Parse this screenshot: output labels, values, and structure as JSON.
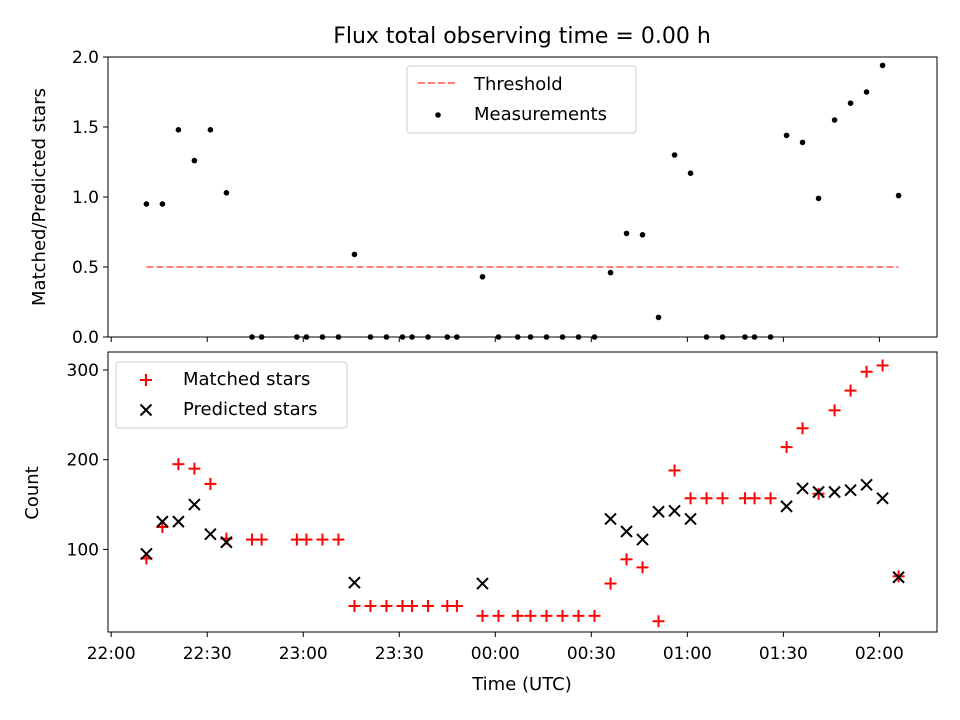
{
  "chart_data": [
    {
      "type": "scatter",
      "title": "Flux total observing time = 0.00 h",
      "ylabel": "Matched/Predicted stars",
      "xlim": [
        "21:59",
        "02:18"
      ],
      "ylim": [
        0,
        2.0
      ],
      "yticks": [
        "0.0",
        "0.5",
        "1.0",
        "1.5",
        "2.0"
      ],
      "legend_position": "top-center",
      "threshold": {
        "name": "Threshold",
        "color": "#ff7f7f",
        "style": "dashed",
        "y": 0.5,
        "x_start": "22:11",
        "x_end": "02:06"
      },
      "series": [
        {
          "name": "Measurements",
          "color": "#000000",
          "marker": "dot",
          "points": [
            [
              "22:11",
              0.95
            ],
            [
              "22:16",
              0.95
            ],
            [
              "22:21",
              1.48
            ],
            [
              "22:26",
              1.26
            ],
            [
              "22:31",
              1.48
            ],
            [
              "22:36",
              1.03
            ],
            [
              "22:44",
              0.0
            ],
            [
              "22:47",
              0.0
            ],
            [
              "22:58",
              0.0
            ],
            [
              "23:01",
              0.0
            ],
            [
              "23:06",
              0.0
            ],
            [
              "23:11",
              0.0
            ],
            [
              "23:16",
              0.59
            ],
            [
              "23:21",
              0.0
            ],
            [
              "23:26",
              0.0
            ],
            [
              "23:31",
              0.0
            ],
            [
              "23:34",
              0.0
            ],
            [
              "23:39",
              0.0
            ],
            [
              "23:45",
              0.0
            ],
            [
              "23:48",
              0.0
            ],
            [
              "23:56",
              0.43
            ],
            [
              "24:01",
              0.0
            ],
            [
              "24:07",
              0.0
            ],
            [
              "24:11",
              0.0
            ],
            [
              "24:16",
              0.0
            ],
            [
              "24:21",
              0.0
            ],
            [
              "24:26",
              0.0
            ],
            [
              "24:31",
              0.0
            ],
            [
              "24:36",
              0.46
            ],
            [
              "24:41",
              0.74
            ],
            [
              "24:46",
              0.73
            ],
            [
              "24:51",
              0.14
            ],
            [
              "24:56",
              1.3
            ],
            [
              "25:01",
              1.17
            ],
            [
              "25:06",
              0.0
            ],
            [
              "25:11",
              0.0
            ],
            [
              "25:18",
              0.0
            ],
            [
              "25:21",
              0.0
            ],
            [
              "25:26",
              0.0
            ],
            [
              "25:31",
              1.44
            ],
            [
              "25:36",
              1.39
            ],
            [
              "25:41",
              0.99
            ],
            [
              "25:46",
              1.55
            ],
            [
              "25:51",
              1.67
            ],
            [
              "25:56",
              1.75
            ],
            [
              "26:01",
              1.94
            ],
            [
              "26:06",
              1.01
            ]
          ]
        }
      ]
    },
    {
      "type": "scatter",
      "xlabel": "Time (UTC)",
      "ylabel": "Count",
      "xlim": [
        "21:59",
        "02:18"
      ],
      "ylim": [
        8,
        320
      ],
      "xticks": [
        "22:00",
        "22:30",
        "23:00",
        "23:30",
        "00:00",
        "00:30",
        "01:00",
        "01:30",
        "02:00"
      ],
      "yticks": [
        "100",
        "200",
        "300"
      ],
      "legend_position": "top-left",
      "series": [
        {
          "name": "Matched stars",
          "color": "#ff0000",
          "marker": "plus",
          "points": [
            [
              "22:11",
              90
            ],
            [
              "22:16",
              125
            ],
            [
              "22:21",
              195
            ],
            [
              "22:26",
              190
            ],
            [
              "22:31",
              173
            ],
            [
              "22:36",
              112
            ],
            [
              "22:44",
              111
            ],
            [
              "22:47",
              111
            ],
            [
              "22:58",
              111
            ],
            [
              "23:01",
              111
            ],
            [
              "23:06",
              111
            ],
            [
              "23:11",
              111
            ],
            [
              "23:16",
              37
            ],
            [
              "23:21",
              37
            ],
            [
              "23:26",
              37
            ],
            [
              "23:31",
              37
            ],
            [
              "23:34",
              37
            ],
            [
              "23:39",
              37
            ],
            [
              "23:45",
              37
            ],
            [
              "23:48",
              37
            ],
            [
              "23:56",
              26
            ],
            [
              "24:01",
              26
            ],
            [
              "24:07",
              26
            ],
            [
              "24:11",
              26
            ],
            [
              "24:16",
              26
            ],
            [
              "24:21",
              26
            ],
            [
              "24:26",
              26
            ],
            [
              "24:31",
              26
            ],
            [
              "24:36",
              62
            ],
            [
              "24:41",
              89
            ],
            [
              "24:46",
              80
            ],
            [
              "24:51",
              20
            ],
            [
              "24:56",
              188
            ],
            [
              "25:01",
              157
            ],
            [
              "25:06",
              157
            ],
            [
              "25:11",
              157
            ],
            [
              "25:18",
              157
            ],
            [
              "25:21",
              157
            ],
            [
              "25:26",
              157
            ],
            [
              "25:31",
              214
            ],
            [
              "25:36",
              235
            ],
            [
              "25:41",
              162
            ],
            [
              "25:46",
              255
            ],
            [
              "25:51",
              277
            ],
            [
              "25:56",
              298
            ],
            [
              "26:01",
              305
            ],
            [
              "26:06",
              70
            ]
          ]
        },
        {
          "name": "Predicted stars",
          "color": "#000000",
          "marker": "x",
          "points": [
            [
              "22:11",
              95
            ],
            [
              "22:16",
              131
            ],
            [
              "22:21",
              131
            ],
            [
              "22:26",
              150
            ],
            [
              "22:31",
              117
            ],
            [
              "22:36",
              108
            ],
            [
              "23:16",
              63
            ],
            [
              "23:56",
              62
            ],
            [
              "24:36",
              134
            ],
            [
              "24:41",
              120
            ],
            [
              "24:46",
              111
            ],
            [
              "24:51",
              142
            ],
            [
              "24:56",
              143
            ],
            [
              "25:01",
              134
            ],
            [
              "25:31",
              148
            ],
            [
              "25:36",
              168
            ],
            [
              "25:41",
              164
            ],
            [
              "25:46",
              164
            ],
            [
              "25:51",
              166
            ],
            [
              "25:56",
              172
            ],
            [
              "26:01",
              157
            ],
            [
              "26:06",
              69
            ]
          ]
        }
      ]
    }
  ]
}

- Written exercise
Which lines hold the word "ylabel"? Show each one.

- Output of the task
      "ylabel": "Matched/Predicted stars",
      "ylabel": "Count",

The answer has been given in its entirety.